* _Exercise brief_
Pick out every line holding the string "должностные" and copy it.

* _Information given_
(begin)
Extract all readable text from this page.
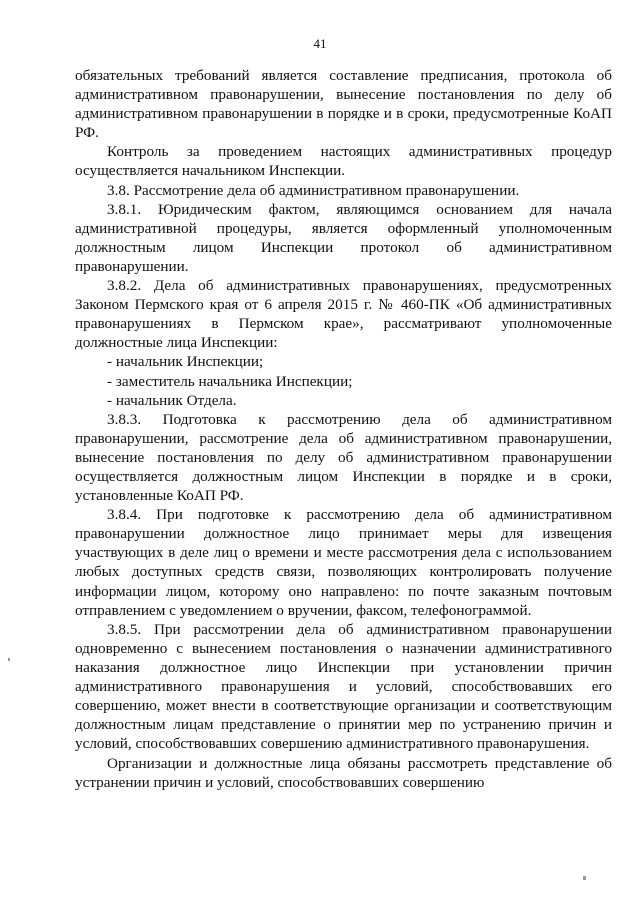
41

обязательных требований является составление предписания, протокола об административном правонарушении, вынесение постановления по делу об административном правонарушении в порядке и в сроки, предусмотренные КоАП РФ.

Контроль за проведением настоящих административных процедур осуществляется начальником Инспекции.

3.8. Рассмотрение дела об административном правонарушении.

3.8.1. Юридическим фактом, являющимся основанием для начала административной процедуры, является оформленный уполномоченным должностным лицом Инспекции протокол об административном правонарушении.

3.8.2. Дела об административных правонарушениях, предусмотренных Законом Пермского края от 6 апреля 2015 г. № 460-ПК «Об административных правонарушениях в Пермском крае», рассматривают уполномоченные должностные лица Инспекции:

- начальник Инспекции;

- заместитель начальника Инспекции;

- начальник Отдела.

3.8.3. Подготовка к рассмотрению дела об административном правонарушении, рассмотрение дела об административном правонарушении, вынесение постановления по делу об административном правонарушении осуществляется должностным лицом Инспекции в порядке и в сроки, установленные КоАП РФ.

3.8.4. При подготовке к рассмотрению дела об административном правонарушении должностное лицо принимает меры для извещения участвующих в деле лиц о времени и месте рассмотрения дела с использованием любых доступных средств связи, позволяющих контролировать получение информации лицом, которому оно направлено: по почте заказным почтовым отправлением с уведомлением о вручении, факсом, телефонограммой.

3.8.5. При рассмотрении дела об административном правонарушении одновременно с вынесением постановления о назначении административного наказания должностное лицо Инспекции при установлении причин административного правонарушения и условий, способствовавших его совершению, может внести в соответствующие организации и соответствующим должностным лицам представление о принятии мер по устранению причин и условий, способствовавших совершению административного правонарушения.

Организации и должностные лица обязаны рассмотреть представление об устранении причин и условий, способствовавших совершению
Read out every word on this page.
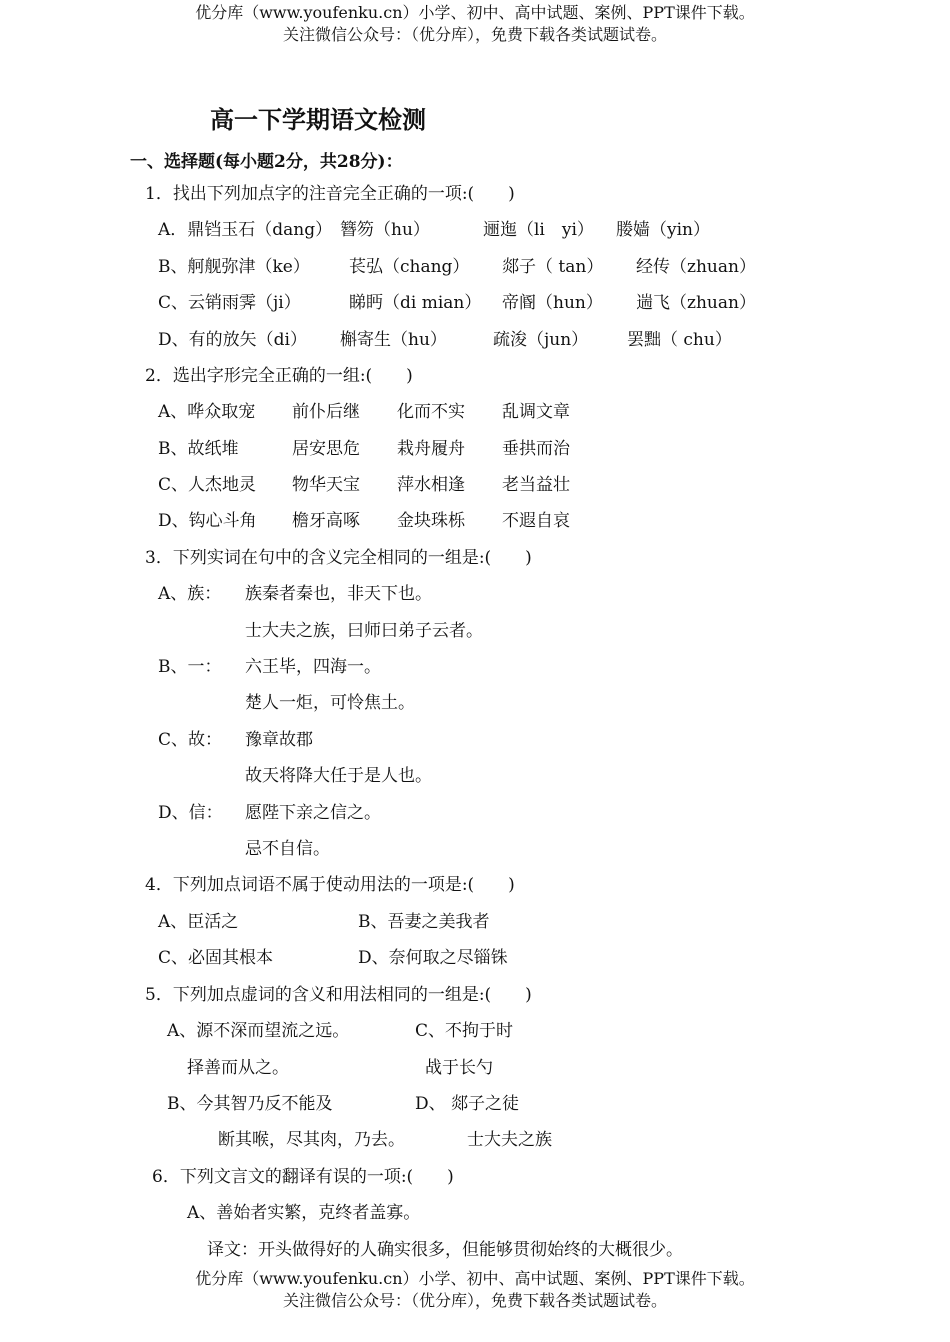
优分库（www.youfenku.cn）小学、初中、高中试题、案例、PPT课件下载。
关注微信公众号：（优分库），免费下载各类试题试卷。
高一下学期语文检测
一、选择题(每小题2分，共28分)：
1．找出下列加点字的注音完全正确的一项:(　　)
A．鼎铛玉石（dang） 簪笏（hu）	逦迤（li　yi） 媵嫱（yin）
B、舸舰弥津（ke） 苌弘（chang） 郯子（ tan） 经传（zhuan）
C、云销雨霁（ji）	睇眄（di mian） 帝阍（hun） 遄飞（zhuan）
D、有的放矢（di） 槲寄生（hu）	疏浚（jun） 罢黜（ chu）
2．选出字形完全正确的一组:(　　)
A、哗众取宠 前仆后继 化而不实 乱调文章
B、故纸堆	居安思危 栽舟履舟 垂拱而治
C、人杰地灵 物华天宝 萍水相逢 老当益壮
D、钩心斗角 檐牙高啄 金块珠栎 不遐自哀
3．下列实词在句中的含义完全相同的一组是:(　　)
A、族： 族秦者秦也，非天下也。
士大夫之族，曰师曰弟子云者。
B、一： 六王毕，四海一。
楚人一炬，可怜焦土。
C、故： 豫章故郡
故天将降大任于是人也。
D、信： 愿陛下亲之信之。
忌不自信。
4．下列加点词语不属于使动用法的一项是:(　　)
A、臣活之	B、吾妻之美我者
C、必固其根本	D、奈何取之尽锱铢
5．下列加点虚词的含义和用法相同的一组是:(　　)
A、源不深而望流之远。	C、不拘于时
择善而从之。	战于长勺
B、今其智乃反不能及	D、 郯子之徒
断其喉，尽其肉，乃去。	士大夫之族
6．下列文言文的翻译有误的一项:(　　)
A、善始者实繁，克终者盖寡。
译文：开头做得好的人确实很多，但能够贯彻始终的大概很少。
优分库（www.youfenku.cn）小学、初中、高中试题、案例、PPT课件下载。
关注微信公众号：（优分库），免费下载各类试题试卷。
(end)
* _Written response_
3.8.2. Дела об административных правонарушениях, предусмотренных Законом Пермского края от 6 апреля 2015 г. № 460-ПК «Об административных правонарушениях в Пермском крае», рассматривают уполномоченные должностные лица Инспекции:
Организации и должностные лица обязаны рассмотреть представление об устранении причин и условий, способствовавших совершению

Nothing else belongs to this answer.